[[ DOCUMENT SECTION open ]]

Cheers follow jeers for the New York Times, which has given itself a well deserved public spanking for misreporting the 30-year sentence of an El Salvador woman as punishment for an abortion when in fact she had strangled her full-term newborn after its lungs had filled with air:
THE cover story on abortion in El Salvador in The New York Times Magazine on April 9 contained prominent references to an attention-grabbing fact. “A few” women, the first paragraph indicated, were serving 30-year jail terms for having had abortions. That reference included a young woman named Carmen Climaco. The article concluded with a dramatic account of how Ms. Climaco received the sentence after her pregnancy had been aborted after 18 weeks.
It turns out, however, that trial testimony convinced a court in 2002 that Ms. Climaco’s pregnancy had resulted in a full-term live birth, and that she had strangled the “recently born.” . . .

[[ DOCUMENT SECTION closed ]]
[[ STUDY MATERIAL open ]]

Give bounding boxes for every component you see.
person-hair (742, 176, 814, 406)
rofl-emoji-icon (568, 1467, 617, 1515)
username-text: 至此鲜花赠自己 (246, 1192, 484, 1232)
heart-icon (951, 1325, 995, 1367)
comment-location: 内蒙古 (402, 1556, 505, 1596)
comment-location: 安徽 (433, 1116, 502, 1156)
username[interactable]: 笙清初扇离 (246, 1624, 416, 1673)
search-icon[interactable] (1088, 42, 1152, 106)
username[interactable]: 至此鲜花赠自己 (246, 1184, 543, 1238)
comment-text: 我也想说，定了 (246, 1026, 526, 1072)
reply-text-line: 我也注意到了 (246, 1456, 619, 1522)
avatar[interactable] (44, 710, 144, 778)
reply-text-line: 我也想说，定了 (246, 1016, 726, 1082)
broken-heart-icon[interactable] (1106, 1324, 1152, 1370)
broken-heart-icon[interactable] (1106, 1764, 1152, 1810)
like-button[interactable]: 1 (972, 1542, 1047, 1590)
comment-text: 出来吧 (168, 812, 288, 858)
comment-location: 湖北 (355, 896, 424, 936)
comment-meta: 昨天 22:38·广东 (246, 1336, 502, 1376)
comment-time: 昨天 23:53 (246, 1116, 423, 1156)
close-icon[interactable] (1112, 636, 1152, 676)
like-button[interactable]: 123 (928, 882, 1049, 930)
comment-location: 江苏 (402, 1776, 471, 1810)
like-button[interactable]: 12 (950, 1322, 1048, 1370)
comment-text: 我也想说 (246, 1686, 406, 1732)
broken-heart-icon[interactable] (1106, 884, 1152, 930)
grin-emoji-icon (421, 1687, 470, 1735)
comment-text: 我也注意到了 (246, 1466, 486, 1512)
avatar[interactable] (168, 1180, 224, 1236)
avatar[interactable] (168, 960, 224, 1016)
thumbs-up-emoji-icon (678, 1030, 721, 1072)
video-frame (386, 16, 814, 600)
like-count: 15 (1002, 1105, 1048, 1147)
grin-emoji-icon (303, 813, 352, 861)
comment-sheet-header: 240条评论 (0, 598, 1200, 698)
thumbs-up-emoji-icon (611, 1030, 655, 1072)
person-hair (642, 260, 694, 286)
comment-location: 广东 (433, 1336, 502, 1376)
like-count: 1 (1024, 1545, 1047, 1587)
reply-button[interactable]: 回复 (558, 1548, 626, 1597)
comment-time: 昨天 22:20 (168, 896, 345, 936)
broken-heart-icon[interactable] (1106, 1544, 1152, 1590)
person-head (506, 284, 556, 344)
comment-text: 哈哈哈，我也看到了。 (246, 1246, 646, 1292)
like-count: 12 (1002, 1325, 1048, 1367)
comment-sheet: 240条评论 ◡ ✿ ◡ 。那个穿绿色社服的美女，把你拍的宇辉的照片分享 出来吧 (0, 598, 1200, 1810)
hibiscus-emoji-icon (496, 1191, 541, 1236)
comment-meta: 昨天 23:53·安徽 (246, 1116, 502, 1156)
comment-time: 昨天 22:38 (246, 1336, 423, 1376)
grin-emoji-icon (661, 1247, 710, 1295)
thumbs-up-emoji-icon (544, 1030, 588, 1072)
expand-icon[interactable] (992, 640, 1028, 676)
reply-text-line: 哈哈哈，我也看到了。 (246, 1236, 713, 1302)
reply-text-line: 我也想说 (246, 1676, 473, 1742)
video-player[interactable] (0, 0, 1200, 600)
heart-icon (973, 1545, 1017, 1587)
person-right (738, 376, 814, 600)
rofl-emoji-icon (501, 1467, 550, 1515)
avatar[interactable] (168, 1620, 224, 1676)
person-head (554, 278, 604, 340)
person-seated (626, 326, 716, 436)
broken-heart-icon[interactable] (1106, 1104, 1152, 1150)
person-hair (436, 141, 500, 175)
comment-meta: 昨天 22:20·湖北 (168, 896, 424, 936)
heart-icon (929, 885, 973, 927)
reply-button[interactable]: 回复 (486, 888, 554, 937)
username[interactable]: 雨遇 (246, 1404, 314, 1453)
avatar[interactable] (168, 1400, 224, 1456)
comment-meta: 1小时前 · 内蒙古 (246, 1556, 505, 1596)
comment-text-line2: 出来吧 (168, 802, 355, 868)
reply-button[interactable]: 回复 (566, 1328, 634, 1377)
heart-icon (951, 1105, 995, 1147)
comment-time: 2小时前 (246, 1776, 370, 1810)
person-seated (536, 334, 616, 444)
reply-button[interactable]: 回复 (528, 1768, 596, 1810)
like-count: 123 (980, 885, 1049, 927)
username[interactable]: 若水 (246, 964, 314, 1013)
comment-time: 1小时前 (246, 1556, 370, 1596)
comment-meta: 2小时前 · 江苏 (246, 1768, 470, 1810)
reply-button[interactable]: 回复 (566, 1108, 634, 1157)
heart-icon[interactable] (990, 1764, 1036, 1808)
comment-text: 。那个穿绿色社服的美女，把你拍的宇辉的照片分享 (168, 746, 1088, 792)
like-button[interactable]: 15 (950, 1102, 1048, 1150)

[[ STUDY MATERIAL closed ]]

▶ [EXERCISE AIM] Extend the piece on the New York Times correction of its El Salvador abortion story, picking up after its final sentence.

▶ [TASK RESPONSE]
The physician who had performed the autopsy on the “recently born” testified that it represented a “full-term” birth, which he defined as a pregnancy with a duration of “between 38 and 42 weeks,” the ruling noted. In adopting those conclusions, the court said of another autopsy finding: “Given that the lungs floated when submerged in water, also indicating that the recently-born was breathing at birth, this confirms that we are dealing with an independent life.” (Via Hot Air)
So we have a distinction between lungs that float and lungs that don't. Now, then, what's the difference?
... but if the lungs float they know that it's the water rejecting the impure, un-godly lungs of newborn witches, so she's innocent and the lungs must be burnt at the stake.